## BEGIN RECORDS FOR THIS TASK
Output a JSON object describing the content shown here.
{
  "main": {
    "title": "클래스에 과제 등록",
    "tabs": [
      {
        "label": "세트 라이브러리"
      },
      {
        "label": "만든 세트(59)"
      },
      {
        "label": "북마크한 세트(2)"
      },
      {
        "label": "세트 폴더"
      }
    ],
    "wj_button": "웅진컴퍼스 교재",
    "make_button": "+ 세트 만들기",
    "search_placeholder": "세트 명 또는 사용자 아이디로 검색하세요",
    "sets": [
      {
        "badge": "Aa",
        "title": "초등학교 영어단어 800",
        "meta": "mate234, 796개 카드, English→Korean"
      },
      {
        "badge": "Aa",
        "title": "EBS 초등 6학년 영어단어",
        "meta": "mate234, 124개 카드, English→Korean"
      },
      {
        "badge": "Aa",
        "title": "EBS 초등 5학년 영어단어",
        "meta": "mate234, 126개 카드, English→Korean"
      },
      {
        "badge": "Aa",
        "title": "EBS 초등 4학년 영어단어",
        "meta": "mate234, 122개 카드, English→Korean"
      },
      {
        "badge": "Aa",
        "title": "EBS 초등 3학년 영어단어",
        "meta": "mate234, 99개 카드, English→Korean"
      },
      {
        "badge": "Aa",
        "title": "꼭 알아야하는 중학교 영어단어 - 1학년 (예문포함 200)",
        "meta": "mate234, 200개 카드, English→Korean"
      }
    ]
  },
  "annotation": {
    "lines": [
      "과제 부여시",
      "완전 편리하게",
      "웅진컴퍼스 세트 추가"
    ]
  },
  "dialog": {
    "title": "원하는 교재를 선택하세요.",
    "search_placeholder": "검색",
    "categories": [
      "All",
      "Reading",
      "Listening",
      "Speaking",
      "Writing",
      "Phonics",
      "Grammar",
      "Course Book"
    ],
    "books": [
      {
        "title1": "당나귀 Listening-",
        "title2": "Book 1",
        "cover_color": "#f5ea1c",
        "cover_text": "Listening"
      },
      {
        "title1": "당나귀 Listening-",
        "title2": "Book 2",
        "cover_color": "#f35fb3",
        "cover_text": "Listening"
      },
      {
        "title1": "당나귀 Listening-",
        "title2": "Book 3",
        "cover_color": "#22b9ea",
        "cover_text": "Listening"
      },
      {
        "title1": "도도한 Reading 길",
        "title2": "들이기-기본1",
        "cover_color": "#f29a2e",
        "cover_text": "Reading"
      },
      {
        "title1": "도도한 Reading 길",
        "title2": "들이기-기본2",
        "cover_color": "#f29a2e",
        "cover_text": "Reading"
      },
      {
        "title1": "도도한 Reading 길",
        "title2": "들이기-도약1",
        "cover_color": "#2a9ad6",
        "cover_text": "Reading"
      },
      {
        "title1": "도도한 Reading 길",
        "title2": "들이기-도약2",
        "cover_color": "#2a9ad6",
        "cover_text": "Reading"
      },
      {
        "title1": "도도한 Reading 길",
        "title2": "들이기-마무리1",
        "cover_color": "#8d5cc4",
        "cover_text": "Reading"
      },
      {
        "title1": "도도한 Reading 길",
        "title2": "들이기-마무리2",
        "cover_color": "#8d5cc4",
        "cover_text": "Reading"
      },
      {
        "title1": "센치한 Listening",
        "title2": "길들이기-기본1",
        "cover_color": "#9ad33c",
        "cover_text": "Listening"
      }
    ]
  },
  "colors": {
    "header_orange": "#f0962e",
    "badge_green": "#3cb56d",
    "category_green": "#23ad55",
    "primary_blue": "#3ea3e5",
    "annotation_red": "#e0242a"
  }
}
## END RECORDS FOR THIS TASK
◆ TASK TO COMPLETE: Say how many lines in the records hold the string "meta", and say nothing else.

◆ ANSWER BELOW: 6